_WRITTEN TASK_
Quote every line as written. Omit pictures.
************
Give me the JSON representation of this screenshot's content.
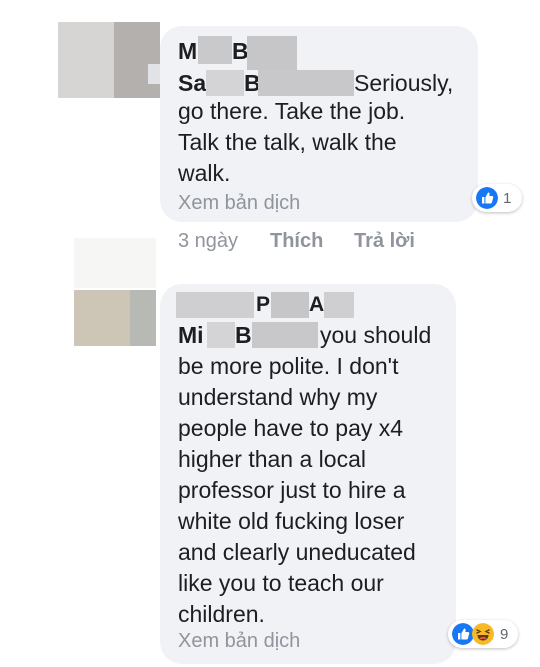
{
  "comments": [
    {
      "name_visible": [
        "M",
        "B"
      ],
      "mention_visible": [
        "Sa",
        "B",
        "Seriously,"
      ],
      "lines": [
        "go there. Take the job.",
        "Talk the talk, walk the",
        "walk."
      ],
      "translate_label": "Xem bản dịch",
      "reactions": {
        "count": "1",
        "icons": [
          "like-icon"
        ]
      }
    },
    {
      "name_visible": [
        "P",
        "A"
      ],
      "mention_visible": [
        "Mi",
        "B",
        "you should"
      ],
      "lines": [
        "be more polite. I don't",
        "understand why my",
        "people have to pay x4",
        "higher than a local",
        "professor just to hire a",
        "white old fucking loser",
        "and clearly uneducated",
        "like you to teach our",
        "children."
      ],
      "translate_label": "Xem bản dịch",
      "reactions": {
        "count": "9",
        "icons": [
          "like-icon",
          "haha-icon"
        ]
      }
    }
  ],
  "actions": {
    "time": "3 ngày",
    "like": "Thích",
    "reply": "Trả lời"
  },
  "colors": {
    "bubble": "#f0f2f5",
    "like_blue": "#1877f2",
    "haha_yellow": "#f7b928",
    "muted": "#90949c"
  }
}
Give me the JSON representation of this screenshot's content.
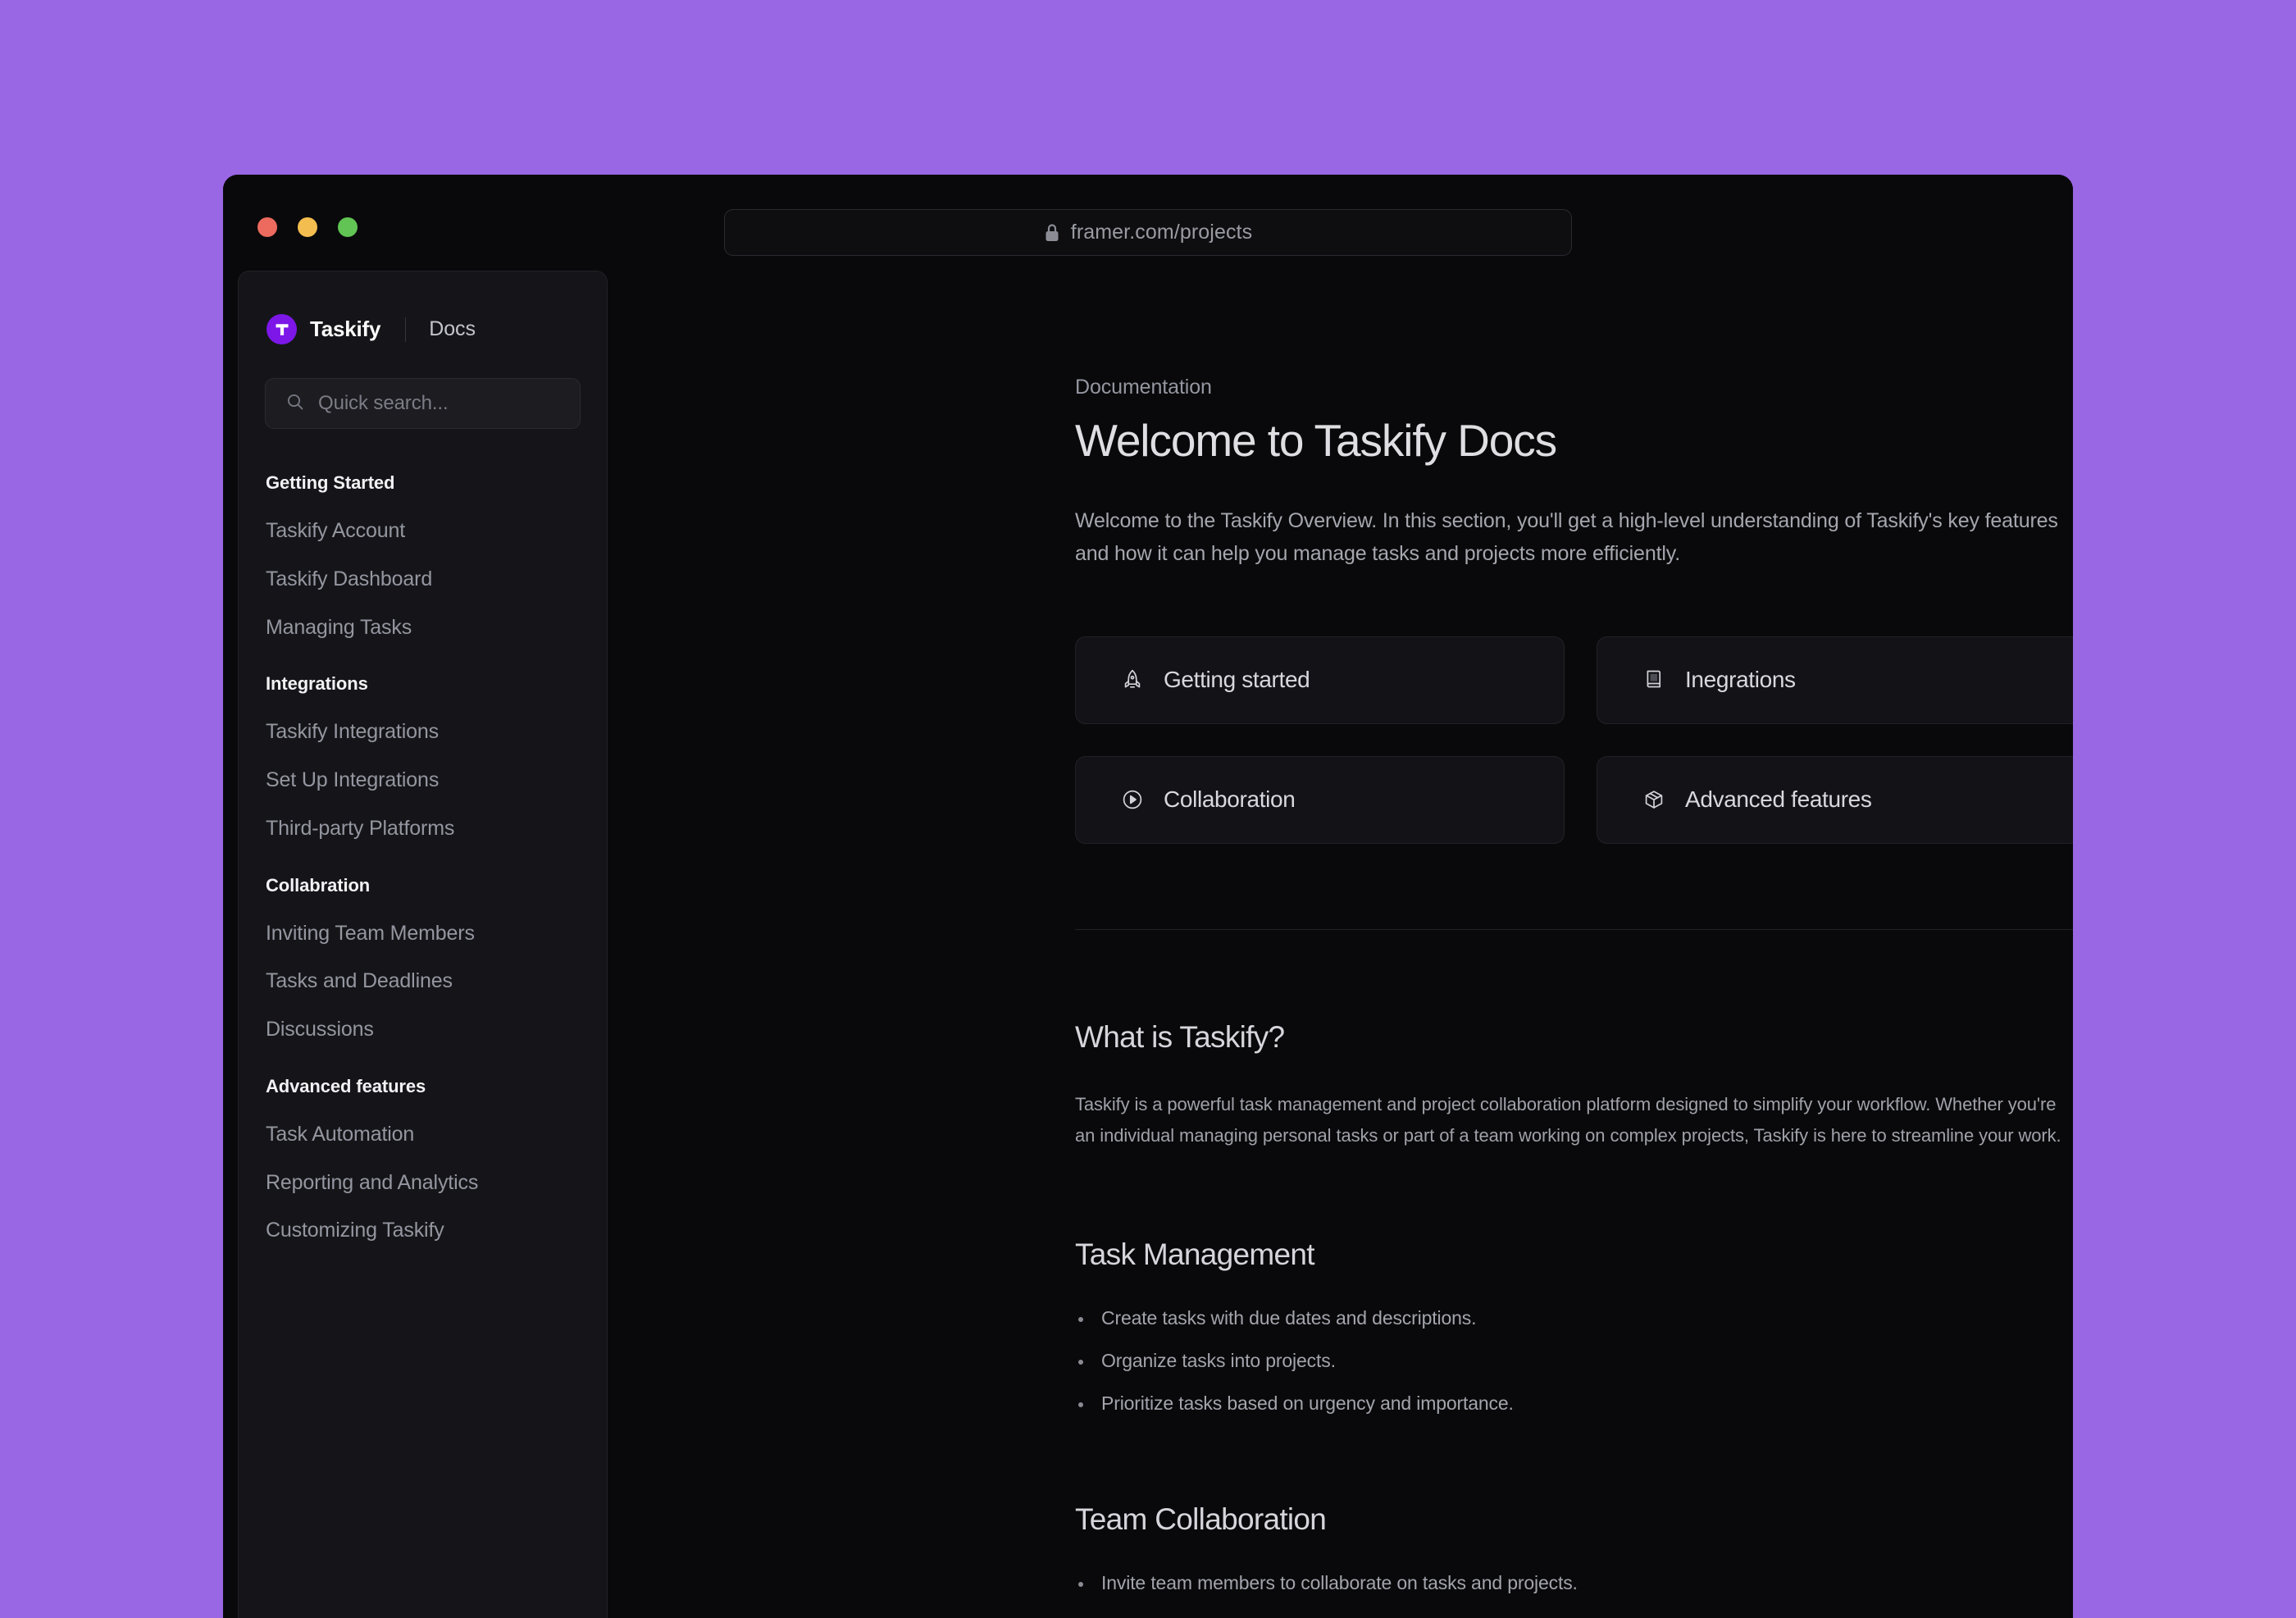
{
  "theme": {
    "page_background": "#9966E4",
    "window_background": "#09090B",
    "sidebar_background": "#151519",
    "card_background": "#131317",
    "brand_purple": "#7C17E8",
    "traffic_red": "#EC6A5E",
    "traffic_yellow": "#F4BD4F",
    "traffic_green": "#61C454"
  },
  "browser": {
    "url": "framer.com/projects",
    "lock_icon": "lock-icon",
    "traffic_lights": [
      "close-button",
      "minimize-button",
      "maximize-button"
    ]
  },
  "sidebar": {
    "brand_name": "Taskify",
    "brand_logo": "taskify-logo-icon",
    "docs_label": "Docs",
    "search": {
      "placeholder": "Quick search...",
      "value": "",
      "icon": "search-icon"
    },
    "groups": [
      {
        "heading": "Getting Started",
        "items": [
          "Taskify Account",
          "Taskify Dashboard",
          "Managing Tasks"
        ]
      },
      {
        "heading": "Integrations",
        "items": [
          "Taskify Integrations",
          "Set Up Integrations",
          "Third-party Platforms"
        ]
      },
      {
        "heading": "Collabration",
        "items": [
          "Inviting Team Members",
          "Tasks and Deadlines",
          "Discussions"
        ]
      },
      {
        "heading": "Advanced features",
        "items": [
          "Task Automation",
          "Reporting and Analytics",
          "Customizing Taskify"
        ]
      }
    ]
  },
  "main": {
    "eyebrow": "Documentation",
    "title": "Welcome to Taskify Docs",
    "lede": "Welcome to the Taskify Overview. In this section, you'll get a high-level understanding of Taskify's key features and how it can help you manage tasks and projects more efficiently.",
    "cards": [
      {
        "label": "Getting started",
        "icon": "rocket-icon"
      },
      {
        "label": "Inegrations",
        "icon": "book-icon"
      },
      {
        "label": "Collaboration",
        "icon": "play-circle-icon"
      },
      {
        "label": "Advanced features",
        "icon": "box-icon"
      }
    ],
    "sections": [
      {
        "title": "What is Taskify?",
        "paragraph": "Taskify is a powerful task management and project collaboration platform designed to simplify your workflow. Whether you're an individual managing personal tasks or part of a team working on complex projects, Taskify is here to streamline your work."
      },
      {
        "title": "Task Management",
        "bullets": [
          "Create tasks with due dates and descriptions.",
          "Organize tasks into projects.",
          "Prioritize tasks based on urgency and importance."
        ]
      },
      {
        "title": "Team Collaboration",
        "bullets": [
          "Invite team members to collaborate on tasks and projects."
        ]
      }
    ]
  }
}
************
_EXERCISE ANSWER_
Give me the JSON representation of this screenshot's content.
{
  "comments": [
    {
      "name_visible": [
        "M",
        "B"
      ],
      "mention_visible": [
        "Sa",
        "B",
        "Seriously,"
      ],
      "lines": [
        "go there. Take the job.",
        "Talk the talk, walk the",
        "walk."
      ],
      "translate_label": "Xem bản dịch",
      "reactions": {
        "count": "1",
        "icons": [
          "like-icon"
        ]
      }
    },
    {
      "name_visible": [
        "P",
        "A"
      ],
      "mention_visible": [
        "Mi",
        "B",
        "you should"
      ],
      "lines": [
        "be more polite. I don't",
        "understand why my",
        "people have to pay x4",
        "higher than a local",
        "professor just to hire a",
        "white old fucking loser",
        "and clearly uneducated",
        "like you to teach our",
        "children."
      ],
      "translate_label": "Xem bản dịch",
      "reactions": {
        "count": "9",
        "icons": [
          "like-icon",
          "haha-icon"
        ]
      }
    }
  ],
  "actions": {
    "time": "3 ngày",
    "like": "Thích",
    "reply": "Trả lời"
  },
  "colors": {
    "bubble": "#f0f2f5",
    "like_blue": "#1877f2",
    "haha_yellow": "#f7b928",
    "muted": "#90949c"
  }
}
Give me the JSON representation of this screenshot's content.
{
  "theme": {
    "page_background": "#9966E4",
    "window_background": "#09090B",
    "sidebar_background": "#151519",
    "card_background": "#131317",
    "brand_purple": "#7C17E8",
    "traffic_red": "#EC6A5E",
    "traffic_yellow": "#F4BD4F",
    "traffic_green": "#61C454"
  },
  "browser": {
    "url": "framer.com/projects",
    "lock_icon": "lock-icon",
    "traffic_lights": [
      "close-button",
      "minimize-button",
      "maximize-button"
    ]
  },
  "sidebar": {
    "brand_name": "Taskify",
    "brand_logo": "taskify-logo-icon",
    "docs_label": "Docs",
    "search": {
      "placeholder": "Quick search...",
      "value": "",
      "icon": "search-icon"
    },
    "groups": [
      {
        "heading": "Getting Started",
        "items": [
          "Taskify Account",
          "Taskify Dashboard",
          "Managing Tasks"
        ]
      },
      {
        "heading": "Integrations",
        "items": [
          "Taskify Integrations",
          "Set Up Integrations",
          "Third-party Platforms"
        ]
      },
      {
        "heading": "Collabration",
        "items": [
          "Inviting Team Members",
          "Tasks and Deadlines",
          "Discussions"
        ]
      },
      {
        "heading": "Advanced features",
        "items": [
          "Task Automation",
          "Reporting and Analytics",
          "Customizing Taskify"
        ]
      }
    ]
  },
  "main": {
    "eyebrow": "Documentation",
    "title": "Welcome to Taskify Docs",
    "lede": "Welcome to the Taskify Overview. In this section, you'll get a high-level understanding of Taskify's key features and how it can help you manage tasks and projects more efficiently.",
    "cards": [
      {
        "label": "Getting started",
        "icon": "rocket-icon"
      },
      {
        "label": "Inegrations",
        "icon": "book-icon"
      },
      {
        "label": "Collaboration",
        "icon": "play-circle-icon"
      },
      {
        "label": "Advanced features",
        "icon": "box-icon"
      }
    ],
    "sections": [
      {
        "title": "What is Taskify?",
        "paragraph": "Taskify is a powerful task management and project collaboration platform designed to simplify your workflow. Whether you're an individual managing personal tasks or part of a team working on complex projects, Taskify is here to streamline your work."
      },
      {
        "title": "Task Management",
        "bullets": [
          "Create tasks with due dates and descriptions.",
          "Organize tasks into projects.",
          "Prioritize tasks based on urgency and importance."
        ]
      },
      {
        "title": "Team Collaboration",
        "bullets": [
          "Invite team members to collaborate on tasks and projects."
        ]
      }
    ]
  }
}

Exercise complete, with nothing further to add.